I voli pieni di Cagliaritani si riconoscono subito, specialmente nei viaggi di ritorno: l’imbarco é una piccola festa, tutti a condividere l’attesa in piedi, mangiando le provviste fatte a casa per il lungo viaggio, chenonsisamai, e ad abbracciarsi come al ritorno dalla guerra, dopo un solo fine settimana; e tutti a dirsi che dove sono stati era bellissimo ma poi alla fine Cagliari è meglio perché “alla Vigilia ero al Poetto in magliettina“. In cabina ogni uomo, specialmente se anzianotto, ti vuole a tutti o costi tirar su il bagaglio a mano anche se l’hai già fatto da sola. Il vicino di sedile ti chiede dove sei stato e perché, ma soprattutto se sei di Cagliari centro, perché lui di sicuro non lo è e deve fare un viaggio lunghissimo dall’aeroporto a casa…e te lo racconta tutto, chilometro per chilometro, passando poi a vita, morte e miracoli del parente di turno che lo viene a prendere.

:: OBIETTIVO 1 ::
Modifica le righe del materiale fornito dalla prima fino a quella che contiene "size-before: 132.1 KB xyxy=(259,204,314,218)", compresa, e riportale sostituendo "size-after" con "compressed-size". Lascia invariato tutto il resto.

:: MATERIALE FORNITO ::
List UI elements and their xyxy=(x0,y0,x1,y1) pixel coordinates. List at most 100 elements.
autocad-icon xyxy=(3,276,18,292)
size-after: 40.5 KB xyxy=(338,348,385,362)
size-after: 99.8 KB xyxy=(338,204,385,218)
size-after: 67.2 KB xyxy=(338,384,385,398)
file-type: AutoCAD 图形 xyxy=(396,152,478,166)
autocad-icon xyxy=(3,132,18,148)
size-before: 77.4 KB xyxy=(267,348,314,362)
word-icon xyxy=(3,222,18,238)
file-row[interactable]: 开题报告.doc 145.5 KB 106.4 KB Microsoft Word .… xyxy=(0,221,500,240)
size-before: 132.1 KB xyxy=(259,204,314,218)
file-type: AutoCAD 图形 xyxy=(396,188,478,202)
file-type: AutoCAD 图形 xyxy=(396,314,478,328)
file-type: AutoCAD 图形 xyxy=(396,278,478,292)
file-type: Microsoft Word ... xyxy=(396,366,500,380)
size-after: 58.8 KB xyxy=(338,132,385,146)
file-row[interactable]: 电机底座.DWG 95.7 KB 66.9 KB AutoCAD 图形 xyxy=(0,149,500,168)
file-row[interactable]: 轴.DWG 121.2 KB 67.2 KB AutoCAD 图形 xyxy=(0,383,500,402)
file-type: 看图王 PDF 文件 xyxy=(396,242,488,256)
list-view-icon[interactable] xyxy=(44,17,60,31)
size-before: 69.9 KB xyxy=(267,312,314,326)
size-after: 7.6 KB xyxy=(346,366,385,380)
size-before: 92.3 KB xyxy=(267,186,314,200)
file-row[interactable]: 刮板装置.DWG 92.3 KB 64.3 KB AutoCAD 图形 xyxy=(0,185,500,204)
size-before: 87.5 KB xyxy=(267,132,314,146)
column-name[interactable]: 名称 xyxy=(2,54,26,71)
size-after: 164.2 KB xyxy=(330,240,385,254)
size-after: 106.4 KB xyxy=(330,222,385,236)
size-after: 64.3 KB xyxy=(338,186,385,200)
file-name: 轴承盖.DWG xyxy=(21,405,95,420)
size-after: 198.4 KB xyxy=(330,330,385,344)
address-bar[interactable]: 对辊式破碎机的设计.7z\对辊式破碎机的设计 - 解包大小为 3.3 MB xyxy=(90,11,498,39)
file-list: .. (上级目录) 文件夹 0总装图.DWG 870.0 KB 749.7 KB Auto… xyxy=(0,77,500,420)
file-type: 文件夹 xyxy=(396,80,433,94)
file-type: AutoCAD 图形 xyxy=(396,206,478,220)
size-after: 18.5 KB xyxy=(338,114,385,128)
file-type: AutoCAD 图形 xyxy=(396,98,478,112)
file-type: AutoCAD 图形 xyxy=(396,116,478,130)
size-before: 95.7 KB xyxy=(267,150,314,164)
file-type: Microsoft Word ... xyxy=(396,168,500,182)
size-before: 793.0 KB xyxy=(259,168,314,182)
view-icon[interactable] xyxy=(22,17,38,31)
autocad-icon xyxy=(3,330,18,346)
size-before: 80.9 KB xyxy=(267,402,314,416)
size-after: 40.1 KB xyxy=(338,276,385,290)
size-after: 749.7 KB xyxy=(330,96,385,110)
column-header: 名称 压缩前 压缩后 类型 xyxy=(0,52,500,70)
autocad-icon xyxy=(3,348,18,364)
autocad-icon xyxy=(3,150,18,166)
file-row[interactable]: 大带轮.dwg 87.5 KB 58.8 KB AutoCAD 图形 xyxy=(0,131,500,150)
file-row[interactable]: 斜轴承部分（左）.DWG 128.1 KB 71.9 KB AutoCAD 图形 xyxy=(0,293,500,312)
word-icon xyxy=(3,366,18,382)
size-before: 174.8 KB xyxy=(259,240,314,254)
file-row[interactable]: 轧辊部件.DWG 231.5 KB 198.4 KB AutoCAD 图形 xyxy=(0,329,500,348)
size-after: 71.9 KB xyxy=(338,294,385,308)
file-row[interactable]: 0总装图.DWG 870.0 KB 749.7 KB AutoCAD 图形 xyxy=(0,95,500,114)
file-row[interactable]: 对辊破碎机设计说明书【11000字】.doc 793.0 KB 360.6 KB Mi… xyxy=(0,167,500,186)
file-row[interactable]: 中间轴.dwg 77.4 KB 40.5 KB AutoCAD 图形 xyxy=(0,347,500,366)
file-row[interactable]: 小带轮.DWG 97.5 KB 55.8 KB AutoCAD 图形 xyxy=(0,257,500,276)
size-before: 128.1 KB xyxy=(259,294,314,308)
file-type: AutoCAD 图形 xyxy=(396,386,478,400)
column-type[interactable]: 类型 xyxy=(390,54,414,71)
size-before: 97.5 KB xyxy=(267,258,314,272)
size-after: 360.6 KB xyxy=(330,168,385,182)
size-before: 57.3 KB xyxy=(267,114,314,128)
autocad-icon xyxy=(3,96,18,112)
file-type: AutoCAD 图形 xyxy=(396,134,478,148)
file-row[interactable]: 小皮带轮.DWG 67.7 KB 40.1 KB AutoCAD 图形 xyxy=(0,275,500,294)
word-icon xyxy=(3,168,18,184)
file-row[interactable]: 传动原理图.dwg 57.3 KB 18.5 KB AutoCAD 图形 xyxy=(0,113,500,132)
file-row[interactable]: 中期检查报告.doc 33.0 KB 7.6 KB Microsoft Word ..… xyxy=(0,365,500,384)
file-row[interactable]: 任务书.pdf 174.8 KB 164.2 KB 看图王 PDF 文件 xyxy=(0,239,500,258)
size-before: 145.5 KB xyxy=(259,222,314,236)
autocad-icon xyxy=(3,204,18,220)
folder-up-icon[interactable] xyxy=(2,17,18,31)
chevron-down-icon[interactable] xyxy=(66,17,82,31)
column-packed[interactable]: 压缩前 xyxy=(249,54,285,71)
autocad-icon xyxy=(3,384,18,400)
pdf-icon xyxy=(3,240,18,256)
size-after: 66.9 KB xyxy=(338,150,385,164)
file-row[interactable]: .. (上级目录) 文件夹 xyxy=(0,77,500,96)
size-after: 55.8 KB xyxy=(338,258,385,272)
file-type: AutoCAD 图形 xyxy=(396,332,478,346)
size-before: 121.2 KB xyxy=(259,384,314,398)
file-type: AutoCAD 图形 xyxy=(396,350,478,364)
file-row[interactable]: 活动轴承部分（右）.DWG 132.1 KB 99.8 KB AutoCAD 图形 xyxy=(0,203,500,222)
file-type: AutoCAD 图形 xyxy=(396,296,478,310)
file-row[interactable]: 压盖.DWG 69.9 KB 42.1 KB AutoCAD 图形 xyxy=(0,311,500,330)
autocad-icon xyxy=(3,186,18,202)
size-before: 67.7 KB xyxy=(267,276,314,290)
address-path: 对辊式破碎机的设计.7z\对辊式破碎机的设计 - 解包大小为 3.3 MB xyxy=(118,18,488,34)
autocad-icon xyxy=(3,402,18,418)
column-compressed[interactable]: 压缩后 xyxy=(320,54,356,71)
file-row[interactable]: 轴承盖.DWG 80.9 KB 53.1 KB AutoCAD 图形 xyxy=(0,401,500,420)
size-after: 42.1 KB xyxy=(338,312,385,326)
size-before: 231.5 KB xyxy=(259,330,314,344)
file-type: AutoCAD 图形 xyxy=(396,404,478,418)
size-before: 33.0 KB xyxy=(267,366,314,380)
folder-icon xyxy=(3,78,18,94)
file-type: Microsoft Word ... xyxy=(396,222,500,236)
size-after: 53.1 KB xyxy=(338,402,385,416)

:: OBIETTIVO 2 ::
Ripeti parola per parola il passo del testo sui voli dei cagliaritani che comincia con "I voli pieni" e prosegue fino a "viene a prendere.".

:: RISPOSTA COMPLETA 1 ::
List UI elements and their xyxy=(x0,y0,x1,y1) pixel coordinates. List at most 100 elements.
autocad-icon xyxy=(3,276,18,292)
compressed-size: 40.5 KB xyxy=(338,348,385,362)
compressed-size: 99.8 KB xyxy=(338,204,385,218)
compressed-size: 67.2 KB xyxy=(338,384,385,398)
file-type: AutoCAD 图形 xyxy=(396,152,478,166)
autocad-icon xyxy=(3,132,18,148)
size-before: 77.4 KB xyxy=(267,348,314,362)
word-icon xyxy=(3,222,18,238)
file-row[interactable]: 开题报告.doc 145.5 KB 106.4 KB Microsoft Word .… xyxy=(0,221,500,240)
size-before: 132.1 KB xyxy=(259,204,314,218)

:: RISPOSTA COMPLETA 2 ::
I voli pieni di Cagliaritani si riconoscono subito, specialmente nei viaggi di ritorno: l’imbarco é una piccola festa, tutti a condividere l’attesa in piedi, mangiando le provviste fatte a casa per il lungo viaggio, chenonsisamai, e ad abbracciarsi come al ritorno dalla guerra, dopo un solo fine settimana; e tutti a dirsi che dove sono stati era bellissimo ma poi alla fine Cagliari è meglio perché “alla Vigilia ero al Poetto in magliettina“. In cabina ogni uomo, specialmente se anzianotto, ti vuole a tutti o costi tirar su il bagaglio a mano anche se l’hai già fatto da sola. Il vicino di sedile ti chiede dove sei stato e perché, ma soprattutto se sei di Cagliari centro, perché lui di sicuro non lo è e deve fare un viaggio lunghissimo dall’aeroporto a casa…e te lo racconta tutto, chilometro per chilometro, passando poi a vita, morte e miracoli del parente di turno che lo viene a prendere.